● Excerpted records:
* start *

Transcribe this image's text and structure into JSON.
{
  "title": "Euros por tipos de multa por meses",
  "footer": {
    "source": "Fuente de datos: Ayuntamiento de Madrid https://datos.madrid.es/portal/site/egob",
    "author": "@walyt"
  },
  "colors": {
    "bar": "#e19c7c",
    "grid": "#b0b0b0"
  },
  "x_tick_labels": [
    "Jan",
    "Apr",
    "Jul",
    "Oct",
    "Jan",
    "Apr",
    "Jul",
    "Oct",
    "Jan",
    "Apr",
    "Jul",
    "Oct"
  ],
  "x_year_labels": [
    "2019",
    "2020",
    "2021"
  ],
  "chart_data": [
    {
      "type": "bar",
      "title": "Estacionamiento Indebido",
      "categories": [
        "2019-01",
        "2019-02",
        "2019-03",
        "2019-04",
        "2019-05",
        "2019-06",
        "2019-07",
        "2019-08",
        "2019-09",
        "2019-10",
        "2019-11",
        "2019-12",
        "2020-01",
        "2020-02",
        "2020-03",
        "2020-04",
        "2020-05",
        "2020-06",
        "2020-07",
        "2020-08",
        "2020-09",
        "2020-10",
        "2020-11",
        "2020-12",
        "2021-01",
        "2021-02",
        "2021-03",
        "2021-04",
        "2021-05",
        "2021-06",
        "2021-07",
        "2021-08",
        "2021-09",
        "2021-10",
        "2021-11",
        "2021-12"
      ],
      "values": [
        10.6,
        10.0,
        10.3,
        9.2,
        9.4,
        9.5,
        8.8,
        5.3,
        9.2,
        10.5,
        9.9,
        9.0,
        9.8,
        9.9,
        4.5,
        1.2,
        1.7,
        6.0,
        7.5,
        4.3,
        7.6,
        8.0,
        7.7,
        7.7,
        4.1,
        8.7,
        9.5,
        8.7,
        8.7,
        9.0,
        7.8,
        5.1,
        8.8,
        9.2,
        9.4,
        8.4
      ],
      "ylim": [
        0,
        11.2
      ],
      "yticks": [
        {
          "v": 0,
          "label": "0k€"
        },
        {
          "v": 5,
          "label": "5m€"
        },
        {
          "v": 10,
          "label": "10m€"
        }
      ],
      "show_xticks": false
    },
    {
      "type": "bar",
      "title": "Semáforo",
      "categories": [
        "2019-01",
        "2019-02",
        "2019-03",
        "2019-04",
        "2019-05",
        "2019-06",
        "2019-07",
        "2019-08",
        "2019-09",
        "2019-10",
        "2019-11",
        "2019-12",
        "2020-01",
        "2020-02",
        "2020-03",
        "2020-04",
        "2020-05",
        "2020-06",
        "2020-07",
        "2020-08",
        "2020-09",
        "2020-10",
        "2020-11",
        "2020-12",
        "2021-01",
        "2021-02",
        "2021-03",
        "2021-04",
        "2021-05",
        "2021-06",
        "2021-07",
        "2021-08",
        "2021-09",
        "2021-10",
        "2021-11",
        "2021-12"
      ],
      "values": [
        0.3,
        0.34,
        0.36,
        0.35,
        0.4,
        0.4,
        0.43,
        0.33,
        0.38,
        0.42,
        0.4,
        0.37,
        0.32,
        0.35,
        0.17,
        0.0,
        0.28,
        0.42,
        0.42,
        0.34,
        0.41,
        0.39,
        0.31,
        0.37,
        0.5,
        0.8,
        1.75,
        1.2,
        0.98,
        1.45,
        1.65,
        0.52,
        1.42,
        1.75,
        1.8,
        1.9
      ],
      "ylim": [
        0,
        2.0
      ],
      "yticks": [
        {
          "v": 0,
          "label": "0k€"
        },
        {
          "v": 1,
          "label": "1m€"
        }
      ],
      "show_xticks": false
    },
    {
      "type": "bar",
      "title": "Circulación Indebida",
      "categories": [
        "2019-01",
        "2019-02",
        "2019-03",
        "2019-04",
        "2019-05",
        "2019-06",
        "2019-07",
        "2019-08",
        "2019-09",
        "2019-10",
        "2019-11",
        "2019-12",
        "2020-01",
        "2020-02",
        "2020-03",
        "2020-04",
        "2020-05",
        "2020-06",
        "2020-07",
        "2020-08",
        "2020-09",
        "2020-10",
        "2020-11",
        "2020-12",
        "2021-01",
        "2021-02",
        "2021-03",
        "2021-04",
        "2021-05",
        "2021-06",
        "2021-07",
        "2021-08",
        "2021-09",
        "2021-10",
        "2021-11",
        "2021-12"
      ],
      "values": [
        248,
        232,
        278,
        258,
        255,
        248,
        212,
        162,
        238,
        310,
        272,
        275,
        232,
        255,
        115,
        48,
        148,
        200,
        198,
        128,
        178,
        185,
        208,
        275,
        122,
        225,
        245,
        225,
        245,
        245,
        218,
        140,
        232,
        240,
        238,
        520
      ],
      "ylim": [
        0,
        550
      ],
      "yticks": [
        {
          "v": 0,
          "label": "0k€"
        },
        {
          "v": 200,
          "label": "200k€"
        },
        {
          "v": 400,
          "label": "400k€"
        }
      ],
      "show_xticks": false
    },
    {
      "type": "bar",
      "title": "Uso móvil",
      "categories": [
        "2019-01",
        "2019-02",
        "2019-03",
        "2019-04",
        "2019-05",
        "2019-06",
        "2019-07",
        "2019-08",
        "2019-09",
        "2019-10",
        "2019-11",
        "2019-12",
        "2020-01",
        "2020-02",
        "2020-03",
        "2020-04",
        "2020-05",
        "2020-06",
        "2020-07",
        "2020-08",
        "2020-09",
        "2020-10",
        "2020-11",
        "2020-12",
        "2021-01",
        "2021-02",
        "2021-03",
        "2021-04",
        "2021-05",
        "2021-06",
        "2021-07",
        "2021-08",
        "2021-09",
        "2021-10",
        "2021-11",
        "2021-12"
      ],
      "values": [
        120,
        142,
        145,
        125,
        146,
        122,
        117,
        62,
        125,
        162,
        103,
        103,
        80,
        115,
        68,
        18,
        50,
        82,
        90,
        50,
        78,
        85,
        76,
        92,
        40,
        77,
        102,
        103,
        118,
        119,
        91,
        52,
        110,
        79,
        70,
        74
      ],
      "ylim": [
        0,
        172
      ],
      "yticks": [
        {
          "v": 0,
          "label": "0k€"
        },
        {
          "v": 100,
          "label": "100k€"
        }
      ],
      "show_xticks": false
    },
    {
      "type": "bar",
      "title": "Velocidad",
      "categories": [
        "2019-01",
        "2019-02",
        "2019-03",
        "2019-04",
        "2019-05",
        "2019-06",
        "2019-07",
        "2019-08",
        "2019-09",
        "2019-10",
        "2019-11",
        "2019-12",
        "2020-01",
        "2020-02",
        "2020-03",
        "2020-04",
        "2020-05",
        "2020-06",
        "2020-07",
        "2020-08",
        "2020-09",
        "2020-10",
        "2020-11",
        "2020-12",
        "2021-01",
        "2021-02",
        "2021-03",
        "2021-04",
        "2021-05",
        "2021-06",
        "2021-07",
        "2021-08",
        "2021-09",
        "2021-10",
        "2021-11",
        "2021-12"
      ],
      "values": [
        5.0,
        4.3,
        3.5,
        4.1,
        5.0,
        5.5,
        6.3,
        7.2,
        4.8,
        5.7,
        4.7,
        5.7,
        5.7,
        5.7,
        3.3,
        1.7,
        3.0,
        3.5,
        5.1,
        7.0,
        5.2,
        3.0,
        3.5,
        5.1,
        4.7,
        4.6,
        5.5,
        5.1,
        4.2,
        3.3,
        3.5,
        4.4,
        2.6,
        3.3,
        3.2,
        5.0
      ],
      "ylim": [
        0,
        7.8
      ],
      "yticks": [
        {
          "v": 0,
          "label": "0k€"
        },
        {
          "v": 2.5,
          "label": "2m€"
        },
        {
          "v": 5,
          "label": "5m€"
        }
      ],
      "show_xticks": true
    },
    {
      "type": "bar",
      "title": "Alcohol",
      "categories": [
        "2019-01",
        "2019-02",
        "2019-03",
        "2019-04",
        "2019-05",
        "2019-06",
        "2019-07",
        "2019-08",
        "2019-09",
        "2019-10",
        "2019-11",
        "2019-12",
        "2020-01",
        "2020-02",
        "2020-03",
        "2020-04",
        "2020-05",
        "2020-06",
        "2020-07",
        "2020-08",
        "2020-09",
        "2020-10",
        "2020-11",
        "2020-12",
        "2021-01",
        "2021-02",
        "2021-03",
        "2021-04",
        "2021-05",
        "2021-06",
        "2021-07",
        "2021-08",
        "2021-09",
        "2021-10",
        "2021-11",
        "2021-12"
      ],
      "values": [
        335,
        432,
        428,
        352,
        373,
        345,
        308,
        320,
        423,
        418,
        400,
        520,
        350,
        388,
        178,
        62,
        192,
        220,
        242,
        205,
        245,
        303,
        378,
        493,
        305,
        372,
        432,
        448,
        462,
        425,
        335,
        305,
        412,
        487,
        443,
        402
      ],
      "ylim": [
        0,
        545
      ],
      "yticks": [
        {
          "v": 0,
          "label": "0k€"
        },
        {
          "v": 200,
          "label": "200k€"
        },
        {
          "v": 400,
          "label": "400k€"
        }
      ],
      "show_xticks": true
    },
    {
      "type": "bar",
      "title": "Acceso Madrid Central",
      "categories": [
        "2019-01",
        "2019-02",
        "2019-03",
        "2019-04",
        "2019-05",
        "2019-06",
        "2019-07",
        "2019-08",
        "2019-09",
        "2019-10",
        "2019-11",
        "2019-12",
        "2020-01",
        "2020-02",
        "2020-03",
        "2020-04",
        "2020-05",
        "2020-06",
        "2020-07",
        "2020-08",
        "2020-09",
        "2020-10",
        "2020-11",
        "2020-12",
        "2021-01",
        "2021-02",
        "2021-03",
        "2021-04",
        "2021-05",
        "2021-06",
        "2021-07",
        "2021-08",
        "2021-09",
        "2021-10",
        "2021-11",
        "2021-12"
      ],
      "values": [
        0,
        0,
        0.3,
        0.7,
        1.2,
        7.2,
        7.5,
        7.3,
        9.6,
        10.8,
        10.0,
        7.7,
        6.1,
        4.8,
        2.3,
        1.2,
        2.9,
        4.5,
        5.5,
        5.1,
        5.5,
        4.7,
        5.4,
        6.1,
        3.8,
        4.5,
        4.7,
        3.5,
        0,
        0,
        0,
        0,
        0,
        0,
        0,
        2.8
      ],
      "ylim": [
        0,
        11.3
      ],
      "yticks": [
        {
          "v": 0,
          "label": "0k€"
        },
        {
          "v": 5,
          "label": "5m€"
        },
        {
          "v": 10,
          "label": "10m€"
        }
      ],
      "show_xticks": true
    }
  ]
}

* end *

● Aim:
Pull out every line of the entries that includes the word "title".

● Task response:
  "title": "Euros por tipos de multa por meses",
      "title": "Estacionamiento Indebido",
      "title": "Semáforo",
      "title": "Circulación Indebida",
      "title": "Uso móvil",
      "title": "Velocidad",
      "title": "Alcohol",
      "title": "Acceso Madrid Central",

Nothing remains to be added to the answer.